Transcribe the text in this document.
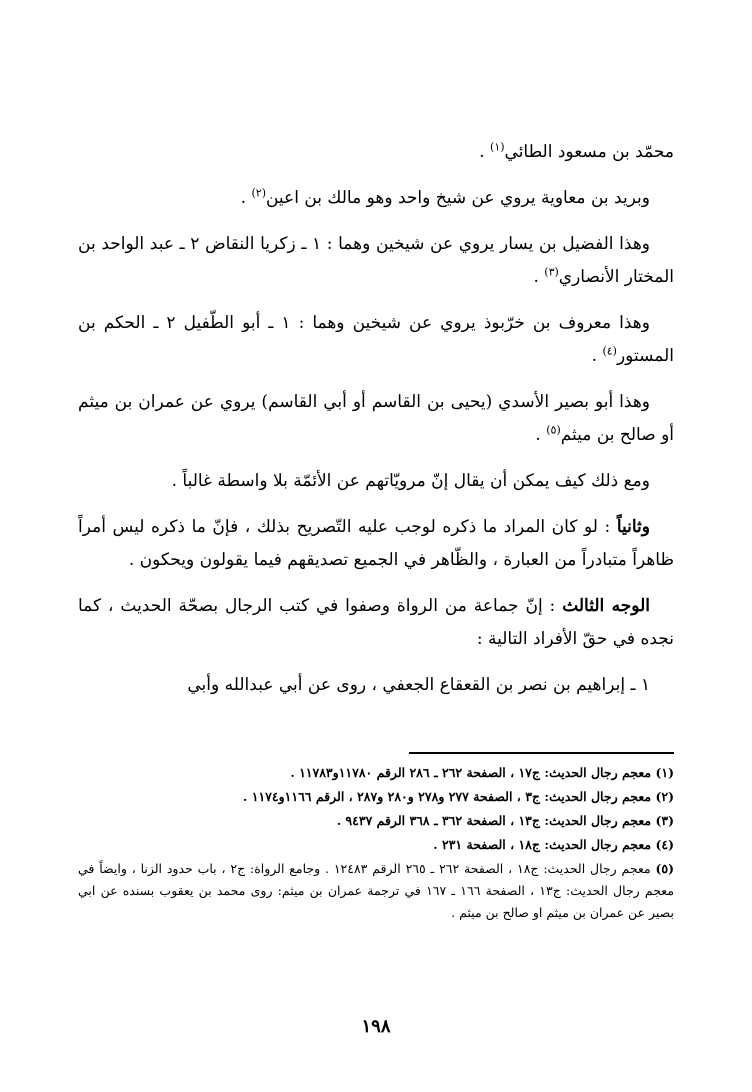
محمّد بن مسعود الطائي$^{(١)}$ .

وبريد بن معاوية يروي عن شيخ واحد وهو مالك بن اعين$^{(٢)}$ .

وهذا الفضيل بن يسار يروي عن شيخين وهما : ١ ـ زكريا النقاض ٢ ـ عبد الواحد بن المختار الأنصاري$^{(٣)}$ .

وهذا معروف بن خرّبوذ يروي عن شيخين وهما : ١ ـ أبو الطّفيل ٢ ـ الحكم بن المستور$^{(٤)}$ .

وهذا أبو بصير الأسدي (يحيى بن القاسم أو أبي القاسم) يروي عن عمران بن ميثم أو صالح بن ميثم$^{(٥)}$ .

ومع ذلك كيف يمكن أن يقال إنّ مرويّاتهم عن الأئمّة بلا واسطة غالباً .

وثانياً : لو كان المراد ما ذكره لوجب عليه التّصريح بذلك ، فإنّ ما ذكره ليس أمراً ظاهراً متبادراً من العبارة ، والظّاهر في الجميع تصديقهم فيما يقولون ويحكون .

الوجه الثالث : إنّ جماعة من الرواة وصفوا في كتب الرجال بصحّة الحديث ، كما نجده في حقّ الأفراد التالية :

١ ـ إبراهيم بن نصر بن القعقاع الجعفي ، روى عن أبي عبدالله وأبي

(١) معجم رجال الحديث: ج١٧ ، الصفحة ٢٦٢ ـ ٢٨٦ الرقم ١١٧٨٠و١١٧٨٣ .

(٢) معجم رجال الحديث: ج٣ ، الصفحة ٢٧٧ و٢٧٨ و٢٨٠ و٢٨٧ ، الرقم ١١٦٦و١١٧٤ .

(٣) معجم رجال الحديث: ج١٣ ، الصفحة ٣٦٢ ـ ٣٦٨ الرقم ٩٤٣٧ .

(٤) معجم رجال الحديث: ج١٨ ، الصفحة ٢٣١ .

(٥) معجم رجال الحديث: ج١٨ ، الصفحة ٢٦٢ ـ ٢٦٥ الرقم ١٢٤٨٣ . وجامع الرواة: ج٢ ، باب حدود الزنا ، وايضاً في معجم رجال الحديث: ج١٣ ، الصفحة ١٦٦ ـ ١٦٧ في ترجمة عمران بن ميثم: روى محمد بن يعقوب بسنده عن ابي بصير عن عمران بن ميثم او صالح بن ميثم .

١٩٨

### REQUIRED TASK
The entries above should be reproduced exactly, without their pictures.

### WRITTEN RESPONSE
Transcribe the text in this document.
محمّد بن مسعود الطائي$^{(١)}$ .

وبريد بن معاوية يروي عن شيخ واحد وهو مالك بن اعين$^{(٢)}$ .

وهذا الفضيل بن يسار يروي عن شيخين وهما : ١ ـ زكريا النقاض ٢ ـ عبد الواحد بن المختار الأنصاري$^{(٣)}$ .

وهذا معروف بن خرّبوذ يروي عن شيخين وهما : ١ ـ أبو الطّفيل ٢ ـ الحكم بن المستور$^{(٤)}$ .

وهذا أبو بصير الأسدي (يحيى بن القاسم أو أبي القاسم) يروي عن عمران بن ميثم أو صالح بن ميثم$^{(٥)}$ .

ومع ذلك كيف يمكن أن يقال إنّ مرويّاتهم عن الأئمّة بلا واسطة غالباً .

وثانياً : لو كان المراد ما ذكره لوجب عليه التّصريح بذلك ، فإنّ ما ذكره ليس أمراً ظاهراً متبادراً من العبارة ، والظّاهر في الجميع تصديقهم فيما يقولون ويحكون .

الوجه الثالث : إنّ جماعة من الرواة وصفوا في كتب الرجال بصحّة الحديث ، كما نجده في حقّ الأفراد التالية :

١ ـ إبراهيم بن نصر بن القعقاع الجعفي ، روى عن أبي عبدالله وأبي

(١) معجم رجال الحديث: ج١٧ ، الصفحة ٢٦٢ ـ ٢٨٦ الرقم ١١٧٨٠و١١٧٨٣ .

(٢) معجم رجال الحديث: ج٣ ، الصفحة ٢٧٧ و٢٧٨ و٢٨٠ و٢٨٧ ، الرقم ١١٦٦و١١٧٤ .

(٣) معجم رجال الحديث: ج١٣ ، الصفحة ٣٦٢ ـ ٣٦٨ الرقم ٩٤٣٧ .

(٤) معجم رجال الحديث: ج١٨ ، الصفحة ٢٣١ .

(٥) معجم رجال الحديث: ج١٨ ، الصفحة ٢٦٢ ـ ٢٦٥ الرقم ١٢٤٨٣ . وجامع الرواة: ج٢ ، باب حدود الزنا ، وايضاً في معجم رجال الحديث: ج١٣ ، الصفحة ١٦٦ ـ ١٦٧ في ترجمة عمران بن ميثم: روى محمد بن يعقوب بسنده عن ابي بصير عن عمران بن ميثم او صالح بن ميثم .

١٩٨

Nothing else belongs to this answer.